• _AIM_
Write out every single entry exactly.

START DATASET EXTRACT

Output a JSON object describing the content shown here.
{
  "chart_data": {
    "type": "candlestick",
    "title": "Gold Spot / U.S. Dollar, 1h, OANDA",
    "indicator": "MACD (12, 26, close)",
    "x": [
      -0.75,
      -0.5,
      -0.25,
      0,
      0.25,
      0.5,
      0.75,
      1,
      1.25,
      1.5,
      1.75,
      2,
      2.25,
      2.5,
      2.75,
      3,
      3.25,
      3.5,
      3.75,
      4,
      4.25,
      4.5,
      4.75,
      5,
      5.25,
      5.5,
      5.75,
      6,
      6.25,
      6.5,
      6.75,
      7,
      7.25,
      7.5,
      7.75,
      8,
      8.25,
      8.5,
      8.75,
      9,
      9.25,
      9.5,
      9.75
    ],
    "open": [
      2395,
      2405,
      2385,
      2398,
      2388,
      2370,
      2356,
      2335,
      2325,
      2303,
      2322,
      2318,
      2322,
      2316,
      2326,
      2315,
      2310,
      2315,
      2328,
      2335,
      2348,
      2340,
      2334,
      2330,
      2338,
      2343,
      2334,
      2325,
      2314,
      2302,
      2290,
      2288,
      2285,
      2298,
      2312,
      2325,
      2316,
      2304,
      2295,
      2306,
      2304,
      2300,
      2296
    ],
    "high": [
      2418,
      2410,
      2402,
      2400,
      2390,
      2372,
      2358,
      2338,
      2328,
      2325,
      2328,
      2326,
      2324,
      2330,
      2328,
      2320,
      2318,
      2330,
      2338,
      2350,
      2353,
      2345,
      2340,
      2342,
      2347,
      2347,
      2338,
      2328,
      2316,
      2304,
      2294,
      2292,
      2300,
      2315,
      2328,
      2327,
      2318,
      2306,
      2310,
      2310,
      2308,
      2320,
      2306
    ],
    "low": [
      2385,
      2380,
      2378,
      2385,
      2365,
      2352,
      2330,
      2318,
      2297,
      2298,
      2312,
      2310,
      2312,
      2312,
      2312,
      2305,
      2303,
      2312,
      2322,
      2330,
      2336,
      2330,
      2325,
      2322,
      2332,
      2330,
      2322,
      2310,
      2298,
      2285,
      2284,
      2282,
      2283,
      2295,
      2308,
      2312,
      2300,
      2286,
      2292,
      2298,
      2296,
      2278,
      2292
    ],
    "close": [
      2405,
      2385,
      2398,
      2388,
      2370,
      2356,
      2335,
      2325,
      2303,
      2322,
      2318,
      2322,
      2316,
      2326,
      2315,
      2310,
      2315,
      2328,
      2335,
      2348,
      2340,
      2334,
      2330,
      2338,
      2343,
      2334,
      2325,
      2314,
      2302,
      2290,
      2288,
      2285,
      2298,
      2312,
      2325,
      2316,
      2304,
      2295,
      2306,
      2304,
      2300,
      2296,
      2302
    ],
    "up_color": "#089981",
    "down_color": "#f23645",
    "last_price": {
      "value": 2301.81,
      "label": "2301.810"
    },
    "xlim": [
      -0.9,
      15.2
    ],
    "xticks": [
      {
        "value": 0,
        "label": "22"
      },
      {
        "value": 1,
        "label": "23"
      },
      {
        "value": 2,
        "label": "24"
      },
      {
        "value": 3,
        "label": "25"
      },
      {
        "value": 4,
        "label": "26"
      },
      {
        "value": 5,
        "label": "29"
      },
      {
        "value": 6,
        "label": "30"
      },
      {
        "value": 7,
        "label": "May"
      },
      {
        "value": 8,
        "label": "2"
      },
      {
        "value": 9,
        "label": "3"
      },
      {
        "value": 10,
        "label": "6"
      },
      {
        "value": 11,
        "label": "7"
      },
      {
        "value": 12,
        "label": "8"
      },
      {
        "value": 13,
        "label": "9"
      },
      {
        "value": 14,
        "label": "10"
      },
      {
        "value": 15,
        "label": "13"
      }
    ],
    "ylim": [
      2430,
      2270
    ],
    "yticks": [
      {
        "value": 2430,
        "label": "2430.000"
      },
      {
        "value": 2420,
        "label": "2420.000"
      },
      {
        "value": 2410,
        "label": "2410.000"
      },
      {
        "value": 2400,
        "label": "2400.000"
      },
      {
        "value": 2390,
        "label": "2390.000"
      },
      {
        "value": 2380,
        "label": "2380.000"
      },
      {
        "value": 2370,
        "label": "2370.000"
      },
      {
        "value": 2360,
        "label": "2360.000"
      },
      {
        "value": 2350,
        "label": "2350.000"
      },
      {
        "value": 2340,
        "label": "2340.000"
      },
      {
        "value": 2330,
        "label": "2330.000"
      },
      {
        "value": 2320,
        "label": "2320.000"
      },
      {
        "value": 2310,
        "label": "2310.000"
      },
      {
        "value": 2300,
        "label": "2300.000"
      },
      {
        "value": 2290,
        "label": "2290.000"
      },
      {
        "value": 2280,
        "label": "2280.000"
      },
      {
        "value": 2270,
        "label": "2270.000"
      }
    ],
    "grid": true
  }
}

END DATASET EXTRACT

• _RESULT FOR THIS TASK_
Output a JSON object describing the content shown here.
{
  "chart_data": {
    "type": "candlestick",
    "title": "Gold Spot / U.S. Dollar, 1h, OANDA",
    "indicator": "MACD (12, 26, close)",
    "x": [
      -0.75,
      -0.5,
      -0.25,
      0,
      0.25,
      0.5,
      0.75,
      1,
      1.25,
      1.5,
      1.75,
      2,
      2.25,
      2.5,
      2.75,
      3,
      3.25,
      3.5,
      3.75,
      4,
      4.25,
      4.5,
      4.75,
      5,
      5.25,
      5.5,
      5.75,
      6,
      6.25,
      6.5,
      6.75,
      7,
      7.25,
      7.5,
      7.75,
      8,
      8.25,
      8.5,
      8.75,
      9,
      9.25,
      9.5,
      9.75
    ],
    "open": [
      2395,
      2405,
      2385,
      2398,
      2388,
      2370,
      2356,
      2335,
      2325,
      2303,
      2322,
      2318,
      2322,
      2316,
      2326,
      2315,
      2310,
      2315,
      2328,
      2335,
      2348,
      2340,
      2334,
      2330,
      2338,
      2343,
      2334,
      2325,
      2314,
      2302,
      2290,
      2288,
      2285,
      2298,
      2312,
      2325,
      2316,
      2304,
      2295,
      2306,
      2304,
      2300,
      2296
    ],
    "high": [
      2418,
      2410,
      2402,
      2400,
      2390,
      2372,
      2358,
      2338,
      2328,
      2325,
      2328,
      2326,
      2324,
      2330,
      2328,
      2320,
      2318,
      2330,
      2338,
      2350,
      2353,
      2345,
      2340,
      2342,
      2347,
      2347,
      2338,
      2328,
      2316,
      2304,
      2294,
      2292,
      2300,
      2315,
      2328,
      2327,
      2318,
      2306,
      2310,
      2310,
      2308,
      2320,
      2306
    ],
    "low": [
      2385,
      2380,
      2378,
      2385,
      2365,
      2352,
      2330,
      2318,
      2297,
      2298,
      2312,
      2310,
      2312,
      2312,
      2312,
      2305,
      2303,
      2312,
      2322,
      2330,
      2336,
      2330,
      2325,
      2322,
      2332,
      2330,
      2322,
      2310,
      2298,
      2285,
      2284,
      2282,
      2283,
      2295,
      2308,
      2312,
      2300,
      2286,
      2292,
      2298,
      2296,
      2278,
      2292
    ],
    "close": [
      2405,
      2385,
      2398,
      2388,
      2370,
      2356,
      2335,
      2325,
      2303,
      2322,
      2318,
      2322,
      2316,
      2326,
      2315,
      2310,
      2315,
      2328,
      2335,
      2348,
      2340,
      2334,
      2330,
      2338,
      2343,
      2334,
      2325,
      2314,
      2302,
      2290,
      2288,
      2285,
      2298,
      2312,
      2325,
      2316,
      2304,
      2295,
      2306,
      2304,
      2300,
      2296,
      2302
    ],
    "up_color": "#089981",
    "down_color": "#f23645",
    "last_price": {
      "value": 2301.81,
      "label": "2301.810"
    },
    "xlim": [
      -0.9,
      15.2
    ],
    "xticks": [
      {
        "value": 0,
        "label": "22"
      },
      {
        "value": 1,
        "label": "23"
      },
      {
        "value": 2,
        "label": "24"
      },
      {
        "value": 3,
        "label": "25"
      },
      {
        "value": 4,
        "label": "26"
      },
      {
        "value": 5,
        "label": "29"
      },
      {
        "value": 6,
        "label": "30"
      },
      {
        "value": 7,
        "label": "May"
      },
      {
        "value": 8,
        "label": "2"
      },
      {
        "value": 9,
        "label": "3"
      },
      {
        "value": 10,
        "label": "6"
      },
      {
        "value": 11,
        "label": "7"
      },
      {
        "value": 12,
        "label": "8"
      },
      {
        "value": 13,
        "label": "9"
      },
      {
        "value": 14,
        "label": "10"
      },
      {
        "value": 15,
        "label": "13"
      }
    ],
    "ylim": [
      2430,
      2270
    ],
    "yticks": [
      {
        "value": 2430,
        "label": "2430.000"
      },
      {
        "value": 2420,
        "label": "2420.000"
      },
      {
        "value": 2410,
        "label": "2410.000"
      },
      {
        "value": 2400,
        "label": "2400.000"
      },
      {
        "value": 2390,
        "label": "2390.000"
      },
      {
        "value": 2380,
        "label": "2380.000"
      },
      {
        "value": 2370,
        "label": "2370.000"
      },
      {
        "value": 2360,
        "label": "2360.000"
      },
      {
        "value": 2350,
        "label": "2350.000"
      },
      {
        "value": 2340,
        "label": "2340.000"
      },
      {
        "value": 2330,
        "label": "2330.000"
      },
      {
        "value": 2320,
        "label": "2320.000"
      },
      {
        "value": 2310,
        "label": "2310.000"
      },
      {
        "value": 2300,
        "label": "2300.000"
      },
      {
        "value": 2290,
        "label": "2290.000"
      },
      {
        "value": 2280,
        "label": "2280.000"
      },
      {
        "value": 2270,
        "label": "2270.000"
      }
    ],
    "grid": true
  }
}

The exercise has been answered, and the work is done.